Entries shown ▸

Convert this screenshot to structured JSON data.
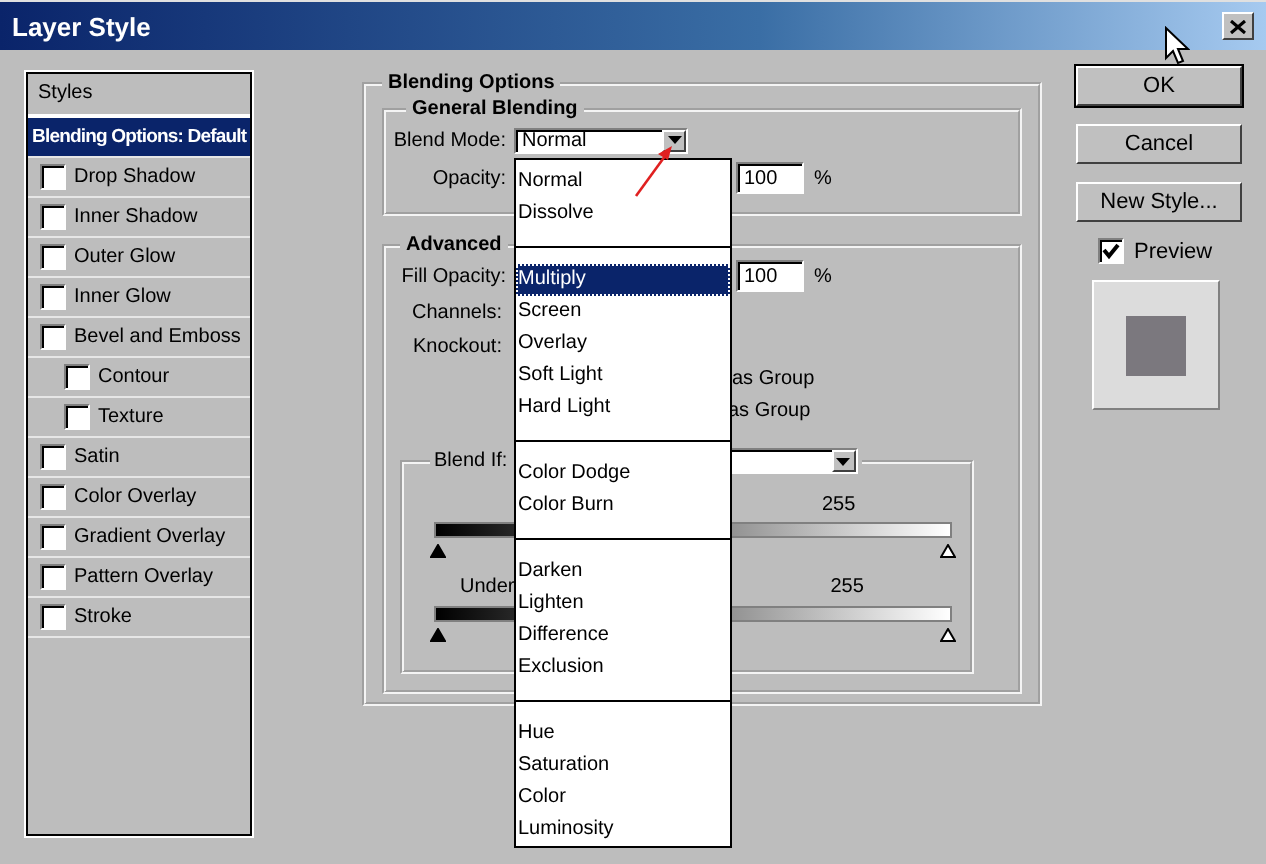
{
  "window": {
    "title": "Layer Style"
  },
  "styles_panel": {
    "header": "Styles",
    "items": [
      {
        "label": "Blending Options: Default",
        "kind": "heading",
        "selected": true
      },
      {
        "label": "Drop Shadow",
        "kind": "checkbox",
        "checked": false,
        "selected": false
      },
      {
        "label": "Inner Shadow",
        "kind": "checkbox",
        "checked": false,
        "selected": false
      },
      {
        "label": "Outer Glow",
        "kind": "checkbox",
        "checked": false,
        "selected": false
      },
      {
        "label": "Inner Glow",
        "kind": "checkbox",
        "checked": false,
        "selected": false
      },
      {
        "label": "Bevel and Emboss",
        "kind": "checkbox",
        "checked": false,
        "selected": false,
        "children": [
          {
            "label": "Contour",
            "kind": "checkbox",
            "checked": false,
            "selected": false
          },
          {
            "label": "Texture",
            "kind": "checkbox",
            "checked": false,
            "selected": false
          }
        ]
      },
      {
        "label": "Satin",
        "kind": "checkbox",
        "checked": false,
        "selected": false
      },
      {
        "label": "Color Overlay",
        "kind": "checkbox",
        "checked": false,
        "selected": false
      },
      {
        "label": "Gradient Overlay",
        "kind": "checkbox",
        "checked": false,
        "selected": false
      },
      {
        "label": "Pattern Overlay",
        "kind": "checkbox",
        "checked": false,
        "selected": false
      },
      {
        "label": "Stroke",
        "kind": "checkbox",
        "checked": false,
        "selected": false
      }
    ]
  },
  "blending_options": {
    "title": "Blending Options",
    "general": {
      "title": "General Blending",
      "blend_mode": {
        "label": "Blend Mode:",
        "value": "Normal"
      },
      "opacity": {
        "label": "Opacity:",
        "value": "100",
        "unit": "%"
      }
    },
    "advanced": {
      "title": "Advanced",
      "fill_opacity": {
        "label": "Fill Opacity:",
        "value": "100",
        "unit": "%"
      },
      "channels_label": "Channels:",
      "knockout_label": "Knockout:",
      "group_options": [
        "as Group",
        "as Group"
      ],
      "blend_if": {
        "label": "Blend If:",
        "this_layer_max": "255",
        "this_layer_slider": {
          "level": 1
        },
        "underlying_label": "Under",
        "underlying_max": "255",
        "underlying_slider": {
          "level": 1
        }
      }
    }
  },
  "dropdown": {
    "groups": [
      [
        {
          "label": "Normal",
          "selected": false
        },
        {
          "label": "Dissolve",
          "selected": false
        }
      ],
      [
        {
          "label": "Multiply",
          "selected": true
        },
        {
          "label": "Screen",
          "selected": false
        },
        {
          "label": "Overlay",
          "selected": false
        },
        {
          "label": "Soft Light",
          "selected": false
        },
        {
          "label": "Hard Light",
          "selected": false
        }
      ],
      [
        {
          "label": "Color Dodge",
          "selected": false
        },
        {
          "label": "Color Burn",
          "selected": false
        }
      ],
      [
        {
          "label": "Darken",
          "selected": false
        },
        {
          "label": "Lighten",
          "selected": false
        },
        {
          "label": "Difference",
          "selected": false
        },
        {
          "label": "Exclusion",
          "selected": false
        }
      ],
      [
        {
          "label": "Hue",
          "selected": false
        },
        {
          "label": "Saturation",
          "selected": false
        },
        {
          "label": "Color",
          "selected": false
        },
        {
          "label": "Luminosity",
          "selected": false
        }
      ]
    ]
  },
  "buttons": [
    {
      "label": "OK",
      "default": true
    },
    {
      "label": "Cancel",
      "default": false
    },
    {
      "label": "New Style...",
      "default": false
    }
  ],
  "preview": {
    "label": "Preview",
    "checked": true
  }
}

Task statement ▸ From the material above, copy everything exactly but the pictures.

Full answer ▸
Convert this screenshot to structured JSON data.
{
  "window": {
    "title": "Layer Style"
  },
  "styles_panel": {
    "header": "Styles",
    "items": [
      {
        "label": "Blending Options: Default",
        "kind": "heading",
        "selected": true
      },
      {
        "label": "Drop Shadow",
        "kind": "checkbox",
        "checked": false,
        "selected": false
      },
      {
        "label": "Inner Shadow",
        "kind": "checkbox",
        "checked": false,
        "selected": false
      },
      {
        "label": "Outer Glow",
        "kind": "checkbox",
        "checked": false,
        "selected": false
      },
      {
        "label": "Inner Glow",
        "kind": "checkbox",
        "checked": false,
        "selected": false
      },
      {
        "label": "Bevel and Emboss",
        "kind": "checkbox",
        "checked": false,
        "selected": false,
        "children": [
          {
            "label": "Contour",
            "kind": "checkbox",
            "checked": false,
            "selected": false
          },
          {
            "label": "Texture",
            "kind": "checkbox",
            "checked": false,
            "selected": false
          }
        ]
      },
      {
        "label": "Satin",
        "kind": "checkbox",
        "checked": false,
        "selected": false
      },
      {
        "label": "Color Overlay",
        "kind": "checkbox",
        "checked": false,
        "selected": false
      },
      {
        "label": "Gradient Overlay",
        "kind": "checkbox",
        "checked": false,
        "selected": false
      },
      {
        "label": "Pattern Overlay",
        "kind": "checkbox",
        "checked": false,
        "selected": false
      },
      {
        "label": "Stroke",
        "kind": "checkbox",
        "checked": false,
        "selected": false
      }
    ]
  },
  "blending_options": {
    "title": "Blending Options",
    "general": {
      "title": "General Blending",
      "blend_mode": {
        "label": "Blend Mode:",
        "value": "Normal"
      },
      "opacity": {
        "label": "Opacity:",
        "value": "100",
        "unit": "%"
      }
    },
    "advanced": {
      "title": "Advanced",
      "fill_opacity": {
        "label": "Fill Opacity:",
        "value": "100",
        "unit": "%"
      },
      "channels_label": "Channels:",
      "knockout_label": "Knockout:",
      "group_options": [
        "as Group",
        "as Group"
      ],
      "blend_if": {
        "label": "Blend If:",
        "this_layer_max": "255",
        "this_layer_slider": {
          "level": 1
        },
        "underlying_label": "Under",
        "underlying_max": "255",
        "underlying_slider": {
          "level": 1
        }
      }
    }
  },
  "dropdown": {
    "groups": [
      [
        {
          "label": "Normal",
          "selected": false
        },
        {
          "label": "Dissolve",
          "selected": false
        }
      ],
      [
        {
          "label": "Multiply",
          "selected": true
        },
        {
          "label": "Screen",
          "selected": false
        },
        {
          "label": "Overlay",
          "selected": false
        },
        {
          "label": "Soft Light",
          "selected": false
        },
        {
          "label": "Hard Light",
          "selected": false
        }
      ],
      [
        {
          "label": "Color Dodge",
          "selected": false
        },
        {
          "label": "Color Burn",
          "selected": false
        }
      ],
      [
        {
          "label": "Darken",
          "selected": false
        },
        {
          "label": "Lighten",
          "selected": false
        },
        {
          "label": "Difference",
          "selected": false
        },
        {
          "label": "Exclusion",
          "selected": false
        }
      ],
      [
        {
          "label": "Hue",
          "selected": false
        },
        {
          "label": "Saturation",
          "selected": false
        },
        {
          "label": "Color",
          "selected": false
        },
        {
          "label": "Luminosity",
          "selected": false
        }
      ]
    ]
  },
  "buttons": [
    {
      "label": "OK",
      "default": true
    },
    {
      "label": "Cancel",
      "default": false
    },
    {
      "label": "New Style...",
      "default": false
    }
  ],
  "preview": {
    "label": "Preview",
    "checked": true
  }
}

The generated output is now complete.